** begin Listed records **

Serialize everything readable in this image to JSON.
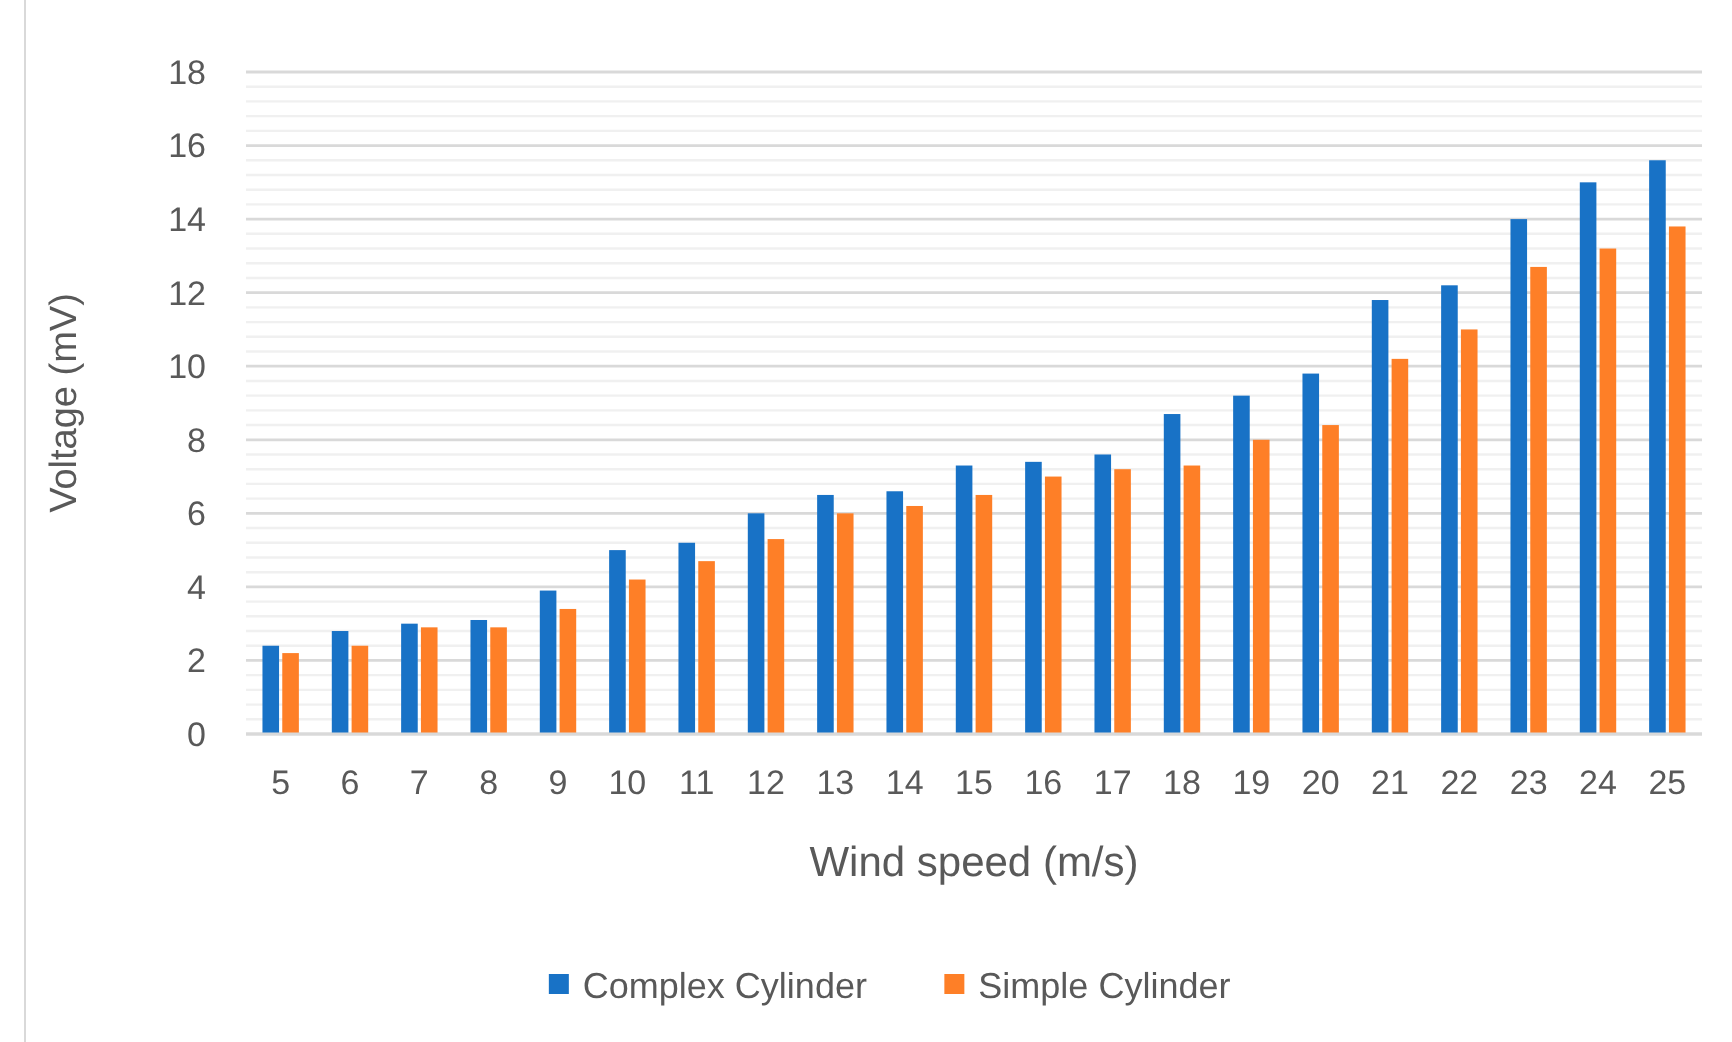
{
  "chart_data": {
    "type": "bar",
    "xlabel": "Wind speed (m/s)",
    "ylabel": "Voltage (mV)",
    "categories": [
      "5",
      "6",
      "7",
      "8",
      "9",
      "10",
      "11",
      "12",
      "13",
      "14",
      "15",
      "16",
      "17",
      "18",
      "19",
      "20",
      "21",
      "22",
      "23",
      "24",
      "25"
    ],
    "series": [
      {
        "name": "Complex Cylinder",
        "color": "#1872c6",
        "values": [
          2.4,
          2.8,
          3.0,
          3.1,
          3.9,
          5.0,
          5.2,
          6.0,
          6.5,
          6.6,
          7.3,
          7.4,
          7.6,
          8.7,
          9.2,
          9.8,
          11.8,
          12.2,
          14.0,
          15.0,
          15.6
        ]
      },
      {
        "name": "Simple Cylinder",
        "color": "#fe7f27",
        "values": [
          2.2,
          2.4,
          2.9,
          2.9,
          3.4,
          4.2,
          4.7,
          5.3,
          6.0,
          6.2,
          6.5,
          7.0,
          7.2,
          7.3,
          8.0,
          8.4,
          10.2,
          11.0,
          12.7,
          13.2,
          13.8
        ]
      }
    ],
    "ylim": [
      0,
      18
    ],
    "yticks": [
      0,
      {
        "value": 0.4,
        "label": null
      },
      {
        "value": 0.8,
        "label": null
      },
      {
        "value": 1.2,
        "label": null
      },
      {
        "value": 1.6,
        "label": null
      },
      2,
      {
        "value": 2.4,
        "label": null
      },
      {
        "value": 2.8,
        "label": null
      },
      {
        "value": 3.2,
        "label": null
      },
      {
        "value": 3.6,
        "label": null
      },
      4,
      {
        "value": 4.4,
        "label": null
      },
      {
        "value": 4.8,
        "label": null
      },
      {
        "value": 5.2,
        "label": null
      },
      {
        "value": 5.6,
        "label": null
      },
      6,
      {
        "value": 6.4,
        "label": null
      },
      {
        "value": 6.8,
        "label": null
      },
      {
        "value": 7.2,
        "label": null
      },
      {
        "value": 7.6,
        "label": null
      },
      8,
      {
        "value": 8.4,
        "label": null
      },
      {
        "value": 8.8,
        "label": null
      },
      {
        "value": 9.2,
        "label": null
      },
      {
        "value": 9.6,
        "label": null
      },
      10,
      {
        "value": 10.4,
        "label": null
      },
      {
        "value": 10.8,
        "label": null
      },
      {
        "value": 11.2,
        "label": null
      },
      {
        "value": 11.6,
        "label": null
      },
      12,
      {
        "value": 12.4,
        "label": null
      },
      {
        "value": 12.8,
        "label": null
      },
      {
        "value": 13.2,
        "label": null
      },
      {
        "value": 13.6,
        "label": null
      },
      14,
      {
        "value": 14.4,
        "label": null
      },
      {
        "value": 14.8,
        "label": null
      },
      {
        "value": 15.2,
        "label": null
      },
      {
        "value": 15.6,
        "label": null
      },
      16,
      {
        "value": 16.4,
        "label": null
      },
      {
        "value": 16.8,
        "label": null
      },
      {
        "value": 17.2,
        "label": null
      },
      {
        "value": 17.6,
        "label": null
      },
      18
    ],
    "grid": "y",
    "legend": "bottom"
  }
}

** end Listed records **

• Do this: Reproduce the material above in full and without alteration, but skip all pictures.

• The completed task:
Serialize everything readable in this image to JSON.
{
  "chart_data": {
    "type": "bar",
    "xlabel": "Wind speed (m/s)",
    "ylabel": "Voltage (mV)",
    "categories": [
      "5",
      "6",
      "7",
      "8",
      "9",
      "10",
      "11",
      "12",
      "13",
      "14",
      "15",
      "16",
      "17",
      "18",
      "19",
      "20",
      "21",
      "22",
      "23",
      "24",
      "25"
    ],
    "series": [
      {
        "name": "Complex Cylinder",
        "color": "#1872c6",
        "values": [
          2.4,
          2.8,
          3.0,
          3.1,
          3.9,
          5.0,
          5.2,
          6.0,
          6.5,
          6.6,
          7.3,
          7.4,
          7.6,
          8.7,
          9.2,
          9.8,
          11.8,
          12.2,
          14.0,
          15.0,
          15.6
        ]
      },
      {
        "name": "Simple Cylinder",
        "color": "#fe7f27",
        "values": [
          2.2,
          2.4,
          2.9,
          2.9,
          3.4,
          4.2,
          4.7,
          5.3,
          6.0,
          6.2,
          6.5,
          7.0,
          7.2,
          7.3,
          8.0,
          8.4,
          10.2,
          11.0,
          12.7,
          13.2,
          13.8
        ]
      }
    ],
    "ylim": [
      0,
      18
    ],
    "yticks": [
      0,
      {
        "value": 0.4,
        "label": null
      },
      {
        "value": 0.8,
        "label": null
      },
      {
        "value": 1.2,
        "label": null
      },
      {
        "value": 1.6,
        "label": null
      },
      2,
      {
        "value": 2.4,
        "label": null
      },
      {
        "value": 2.8,
        "label": null
      },
      {
        "value": 3.2,
        "label": null
      },
      {
        "value": 3.6,
        "label": null
      },
      4,
      {
        "value": 4.4,
        "label": null
      },
      {
        "value": 4.8,
        "label": null
      },
      {
        "value": 5.2,
        "label": null
      },
      {
        "value": 5.6,
        "label": null
      },
      6,
      {
        "value": 6.4,
        "label": null
      },
      {
        "value": 6.8,
        "label": null
      },
      {
        "value": 7.2,
        "label": null
      },
      {
        "value": 7.6,
        "label": null
      },
      8,
      {
        "value": 8.4,
        "label": null
      },
      {
        "value": 8.8,
        "label": null
      },
      {
        "value": 9.2,
        "label": null
      },
      {
        "value": 9.6,
        "label": null
      },
      10,
      {
        "value": 10.4,
        "label": null
      },
      {
        "value": 10.8,
        "label": null
      },
      {
        "value": 11.2,
        "label": null
      },
      {
        "value": 11.6,
        "label": null
      },
      12,
      {
        "value": 12.4,
        "label": null
      },
      {
        "value": 12.8,
        "label": null
      },
      {
        "value": 13.2,
        "label": null
      },
      {
        "value": 13.6,
        "label": null
      },
      14,
      {
        "value": 14.4,
        "label": null
      },
      {
        "value": 14.8,
        "label": null
      },
      {
        "value": 15.2,
        "label": null
      },
      {
        "value": 15.6,
        "label": null
      },
      16,
      {
        "value": 16.4,
        "label": null
      },
      {
        "value": 16.8,
        "label": null
      },
      {
        "value": 17.2,
        "label": null
      },
      {
        "value": 17.6,
        "label": null
      },
      18
    ],
    "grid": "y",
    "legend": "bottom"
  }
}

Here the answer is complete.